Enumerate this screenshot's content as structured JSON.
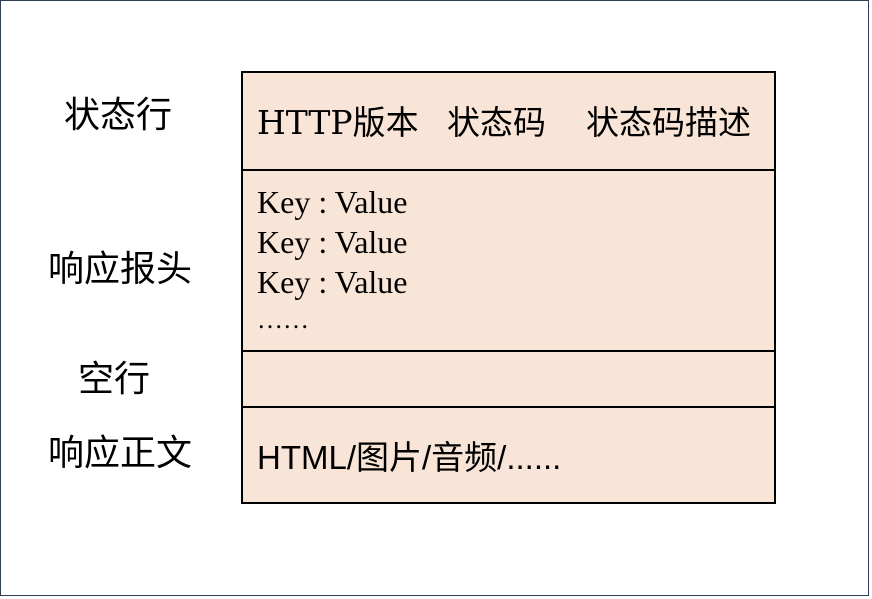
{
  "labels": {
    "status_line": "状态行",
    "response_headers": "响应报头",
    "blank_line": "空行",
    "response_body": "响应正文"
  },
  "status_row": {
    "http_version": "HTTP版本",
    "status_code": "状态码",
    "status_description": "状态码描述"
  },
  "headers_row": {
    "lines": [
      "Key : Value",
      "Key : Value",
      "Key : Value",
      "……"
    ]
  },
  "body_row": {
    "content": "HTML/图片/音频/......"
  },
  "colors": {
    "box_fill": "#f8e5d8",
    "box_border": "#000000",
    "frame_border": "#2f3d55"
  }
}
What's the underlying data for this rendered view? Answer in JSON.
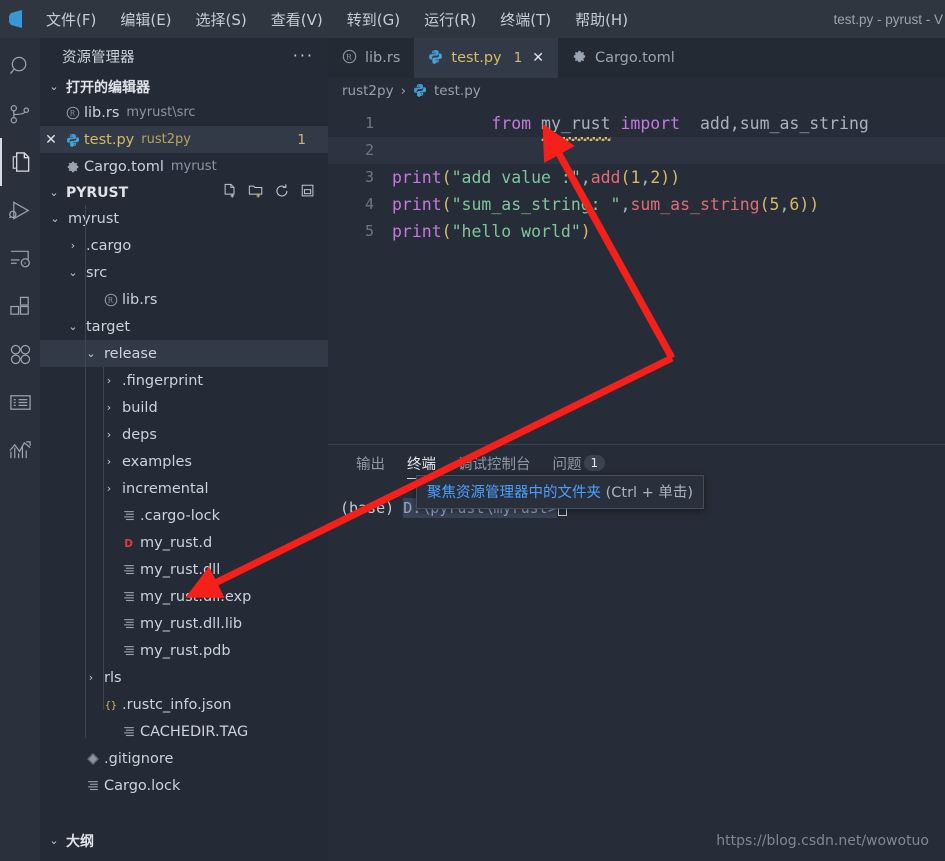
◆ ◆ ◆ ◆
◆ WORK TO COMPLETE ◆
Go back to the records above and write them out exactly, without the pictures.

◆ WRITTEN REPLY ◆
Enumerate this screenshot's content as structured JSON.
{
  "labels": {
    "status_line": "状态行",
    "response_headers": "响应报头",
    "blank_line": "空行",
    "response_body": "响应正文"
  },
  "status_row": {
    "http_version": "HTTP版本",
    "status_code": "状态码",
    "status_description": "状态码描述"
  },
  "headers_row": {
    "lines": [
      "Key : Value",
      "Key : Value",
      "Key : Value",
      "……"
    ]
  },
  "body_row": {
    "content": "HTML/图片/音频/......"
  },
  "colors": {
    "box_fill": "#f8e5d8",
    "box_border": "#000000",
    "frame_border": "#2f3d55"
  }
}
What's the underlying data for this rendered view? Answer in JSON.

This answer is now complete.